WORK TO DO: Can you find the lines of the listing that include "Technology" and copy every one?

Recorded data
((

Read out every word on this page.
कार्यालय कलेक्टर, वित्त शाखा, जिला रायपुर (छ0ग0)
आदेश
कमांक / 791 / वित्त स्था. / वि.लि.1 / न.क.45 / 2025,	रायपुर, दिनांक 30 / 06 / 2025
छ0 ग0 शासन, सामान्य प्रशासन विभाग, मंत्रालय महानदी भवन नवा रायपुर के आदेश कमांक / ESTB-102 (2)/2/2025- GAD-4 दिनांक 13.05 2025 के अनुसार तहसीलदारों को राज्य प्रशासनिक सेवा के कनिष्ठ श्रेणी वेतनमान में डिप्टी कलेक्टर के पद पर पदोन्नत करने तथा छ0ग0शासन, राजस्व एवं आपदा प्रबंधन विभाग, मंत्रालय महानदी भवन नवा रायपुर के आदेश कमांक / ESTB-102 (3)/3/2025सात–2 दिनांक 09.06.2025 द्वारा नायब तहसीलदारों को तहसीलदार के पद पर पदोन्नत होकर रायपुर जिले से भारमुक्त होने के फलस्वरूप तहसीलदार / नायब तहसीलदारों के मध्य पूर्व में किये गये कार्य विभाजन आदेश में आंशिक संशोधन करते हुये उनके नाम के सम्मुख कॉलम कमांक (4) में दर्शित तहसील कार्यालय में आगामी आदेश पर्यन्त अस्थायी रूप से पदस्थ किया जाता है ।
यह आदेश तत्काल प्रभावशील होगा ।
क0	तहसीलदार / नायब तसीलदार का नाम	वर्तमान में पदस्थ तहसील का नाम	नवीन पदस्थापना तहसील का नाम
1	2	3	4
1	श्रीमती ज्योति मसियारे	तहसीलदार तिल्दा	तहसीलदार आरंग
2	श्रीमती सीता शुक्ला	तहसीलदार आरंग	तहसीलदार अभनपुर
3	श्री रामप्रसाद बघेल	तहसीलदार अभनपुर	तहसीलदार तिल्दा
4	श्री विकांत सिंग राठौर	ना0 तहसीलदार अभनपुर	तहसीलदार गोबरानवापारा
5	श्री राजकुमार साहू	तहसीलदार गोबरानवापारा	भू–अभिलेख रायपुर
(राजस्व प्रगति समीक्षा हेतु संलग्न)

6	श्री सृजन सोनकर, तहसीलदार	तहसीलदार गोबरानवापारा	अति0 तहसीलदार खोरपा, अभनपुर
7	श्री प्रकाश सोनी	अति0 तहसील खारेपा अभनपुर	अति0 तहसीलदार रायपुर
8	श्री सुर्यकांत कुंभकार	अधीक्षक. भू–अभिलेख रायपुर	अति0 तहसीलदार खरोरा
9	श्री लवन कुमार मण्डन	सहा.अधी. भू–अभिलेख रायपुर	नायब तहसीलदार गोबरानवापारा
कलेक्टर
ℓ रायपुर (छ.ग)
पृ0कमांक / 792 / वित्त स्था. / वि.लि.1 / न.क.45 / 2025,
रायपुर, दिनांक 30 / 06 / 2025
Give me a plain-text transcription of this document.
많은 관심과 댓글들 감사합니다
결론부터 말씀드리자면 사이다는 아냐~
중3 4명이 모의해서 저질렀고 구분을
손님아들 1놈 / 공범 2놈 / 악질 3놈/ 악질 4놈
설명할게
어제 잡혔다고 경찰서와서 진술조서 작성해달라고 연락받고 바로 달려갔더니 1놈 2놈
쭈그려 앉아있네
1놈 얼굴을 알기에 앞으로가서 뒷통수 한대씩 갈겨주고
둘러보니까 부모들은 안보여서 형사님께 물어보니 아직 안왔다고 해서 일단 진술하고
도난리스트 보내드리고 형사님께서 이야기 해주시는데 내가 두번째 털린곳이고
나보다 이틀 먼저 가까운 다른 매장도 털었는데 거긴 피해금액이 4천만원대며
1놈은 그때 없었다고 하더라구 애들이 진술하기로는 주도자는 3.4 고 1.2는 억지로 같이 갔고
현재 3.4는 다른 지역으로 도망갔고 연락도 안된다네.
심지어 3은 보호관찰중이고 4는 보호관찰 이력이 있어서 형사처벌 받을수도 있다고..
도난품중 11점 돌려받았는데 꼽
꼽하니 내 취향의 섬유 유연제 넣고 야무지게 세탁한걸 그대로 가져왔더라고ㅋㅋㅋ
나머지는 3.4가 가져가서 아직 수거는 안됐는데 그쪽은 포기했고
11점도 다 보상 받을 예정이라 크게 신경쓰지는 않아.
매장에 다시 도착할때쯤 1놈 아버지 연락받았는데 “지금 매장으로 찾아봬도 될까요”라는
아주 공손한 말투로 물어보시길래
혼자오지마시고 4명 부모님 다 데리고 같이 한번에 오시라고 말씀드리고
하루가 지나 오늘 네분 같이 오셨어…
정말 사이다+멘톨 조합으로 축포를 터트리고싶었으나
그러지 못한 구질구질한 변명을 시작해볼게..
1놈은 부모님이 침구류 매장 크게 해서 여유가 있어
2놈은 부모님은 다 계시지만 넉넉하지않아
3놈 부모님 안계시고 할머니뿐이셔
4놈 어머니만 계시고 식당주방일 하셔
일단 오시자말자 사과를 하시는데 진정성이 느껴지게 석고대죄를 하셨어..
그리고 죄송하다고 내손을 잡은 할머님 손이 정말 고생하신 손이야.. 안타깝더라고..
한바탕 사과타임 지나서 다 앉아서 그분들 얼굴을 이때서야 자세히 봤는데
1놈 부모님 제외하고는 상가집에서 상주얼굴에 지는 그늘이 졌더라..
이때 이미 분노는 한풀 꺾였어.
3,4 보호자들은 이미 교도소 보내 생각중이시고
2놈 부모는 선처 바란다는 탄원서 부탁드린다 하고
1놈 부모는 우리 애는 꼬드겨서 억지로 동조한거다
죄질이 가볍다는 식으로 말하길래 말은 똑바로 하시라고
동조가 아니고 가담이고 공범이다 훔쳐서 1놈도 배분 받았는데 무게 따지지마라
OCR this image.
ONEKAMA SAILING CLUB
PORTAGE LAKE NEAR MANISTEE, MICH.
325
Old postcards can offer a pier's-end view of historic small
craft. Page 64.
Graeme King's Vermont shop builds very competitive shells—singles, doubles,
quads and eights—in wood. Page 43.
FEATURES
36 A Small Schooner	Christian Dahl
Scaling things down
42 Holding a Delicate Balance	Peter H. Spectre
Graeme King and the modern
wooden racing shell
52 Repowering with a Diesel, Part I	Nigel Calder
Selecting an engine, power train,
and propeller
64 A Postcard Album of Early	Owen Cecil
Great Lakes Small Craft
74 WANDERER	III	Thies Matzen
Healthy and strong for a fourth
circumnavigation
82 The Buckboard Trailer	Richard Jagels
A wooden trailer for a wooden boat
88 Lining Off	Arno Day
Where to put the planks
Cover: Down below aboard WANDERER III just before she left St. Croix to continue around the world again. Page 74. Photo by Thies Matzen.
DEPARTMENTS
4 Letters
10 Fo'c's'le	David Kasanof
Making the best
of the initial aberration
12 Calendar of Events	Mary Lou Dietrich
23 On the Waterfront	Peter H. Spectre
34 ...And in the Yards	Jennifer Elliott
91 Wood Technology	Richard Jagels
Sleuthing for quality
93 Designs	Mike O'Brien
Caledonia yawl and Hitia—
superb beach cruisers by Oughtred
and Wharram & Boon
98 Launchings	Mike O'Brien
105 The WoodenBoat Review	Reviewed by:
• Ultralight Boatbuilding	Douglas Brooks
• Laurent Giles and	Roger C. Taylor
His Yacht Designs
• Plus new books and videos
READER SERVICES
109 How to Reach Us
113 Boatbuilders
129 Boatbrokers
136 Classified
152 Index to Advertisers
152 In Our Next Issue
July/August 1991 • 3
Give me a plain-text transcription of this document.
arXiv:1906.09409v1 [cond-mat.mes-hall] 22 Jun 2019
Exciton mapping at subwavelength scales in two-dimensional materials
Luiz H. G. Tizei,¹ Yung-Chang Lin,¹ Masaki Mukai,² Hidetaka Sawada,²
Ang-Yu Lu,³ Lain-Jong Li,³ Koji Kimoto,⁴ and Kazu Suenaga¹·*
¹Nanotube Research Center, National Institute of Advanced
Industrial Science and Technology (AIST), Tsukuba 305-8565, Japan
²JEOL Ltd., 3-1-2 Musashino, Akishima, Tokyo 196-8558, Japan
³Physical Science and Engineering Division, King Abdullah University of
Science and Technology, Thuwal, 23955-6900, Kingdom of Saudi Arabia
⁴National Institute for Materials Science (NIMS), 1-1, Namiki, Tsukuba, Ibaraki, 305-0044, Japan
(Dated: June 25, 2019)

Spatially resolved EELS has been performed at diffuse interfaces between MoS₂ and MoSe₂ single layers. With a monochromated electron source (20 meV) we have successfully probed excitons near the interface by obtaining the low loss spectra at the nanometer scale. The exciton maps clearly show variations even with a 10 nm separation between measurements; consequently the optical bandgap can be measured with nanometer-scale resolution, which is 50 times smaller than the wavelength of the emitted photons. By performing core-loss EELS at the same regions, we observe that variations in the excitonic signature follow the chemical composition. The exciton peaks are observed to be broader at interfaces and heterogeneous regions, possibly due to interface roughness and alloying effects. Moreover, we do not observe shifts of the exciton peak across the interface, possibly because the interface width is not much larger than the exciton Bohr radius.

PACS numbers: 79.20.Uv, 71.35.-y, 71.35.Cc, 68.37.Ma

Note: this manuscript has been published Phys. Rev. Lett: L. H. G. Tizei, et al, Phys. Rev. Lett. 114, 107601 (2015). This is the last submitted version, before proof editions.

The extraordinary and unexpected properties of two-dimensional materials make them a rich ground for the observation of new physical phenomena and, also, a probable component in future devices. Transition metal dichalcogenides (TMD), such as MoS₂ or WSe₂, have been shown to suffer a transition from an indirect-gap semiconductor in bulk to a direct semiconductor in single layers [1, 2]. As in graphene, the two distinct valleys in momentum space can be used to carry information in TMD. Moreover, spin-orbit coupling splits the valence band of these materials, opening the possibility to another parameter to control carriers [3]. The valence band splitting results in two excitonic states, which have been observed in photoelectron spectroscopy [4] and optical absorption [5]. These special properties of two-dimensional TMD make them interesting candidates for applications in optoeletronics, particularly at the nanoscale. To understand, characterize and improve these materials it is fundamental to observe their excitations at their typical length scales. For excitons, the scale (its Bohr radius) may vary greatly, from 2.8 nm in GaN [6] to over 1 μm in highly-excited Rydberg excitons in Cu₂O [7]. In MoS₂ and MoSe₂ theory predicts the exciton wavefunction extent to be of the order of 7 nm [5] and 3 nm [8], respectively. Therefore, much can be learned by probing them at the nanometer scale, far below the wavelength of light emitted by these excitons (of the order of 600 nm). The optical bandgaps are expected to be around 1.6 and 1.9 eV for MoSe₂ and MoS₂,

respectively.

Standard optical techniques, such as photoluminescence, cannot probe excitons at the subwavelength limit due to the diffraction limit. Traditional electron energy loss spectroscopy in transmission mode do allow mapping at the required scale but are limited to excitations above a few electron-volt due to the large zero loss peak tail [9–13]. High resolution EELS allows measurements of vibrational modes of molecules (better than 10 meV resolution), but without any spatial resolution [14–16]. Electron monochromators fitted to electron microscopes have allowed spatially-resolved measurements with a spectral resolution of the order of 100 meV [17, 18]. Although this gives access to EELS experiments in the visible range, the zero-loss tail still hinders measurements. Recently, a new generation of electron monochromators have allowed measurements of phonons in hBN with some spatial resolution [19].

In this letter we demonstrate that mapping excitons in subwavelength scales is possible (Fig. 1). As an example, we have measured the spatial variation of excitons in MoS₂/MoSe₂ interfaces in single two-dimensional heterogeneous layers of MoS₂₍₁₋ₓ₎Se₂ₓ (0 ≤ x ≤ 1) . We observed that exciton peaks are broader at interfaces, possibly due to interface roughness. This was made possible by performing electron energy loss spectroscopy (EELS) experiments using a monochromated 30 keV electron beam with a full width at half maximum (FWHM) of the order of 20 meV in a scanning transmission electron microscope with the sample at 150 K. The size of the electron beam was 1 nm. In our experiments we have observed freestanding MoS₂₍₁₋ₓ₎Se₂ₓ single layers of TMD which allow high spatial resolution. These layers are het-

))

OUTPUT BELOW:
91 Wood Technology	Richard Jagels
Industrial Science and Technology (AIST), Tsukuba 305-8565, Japan
Science and Technology, Thuwal, 23955-6900, Kingdom of Saudi Arabia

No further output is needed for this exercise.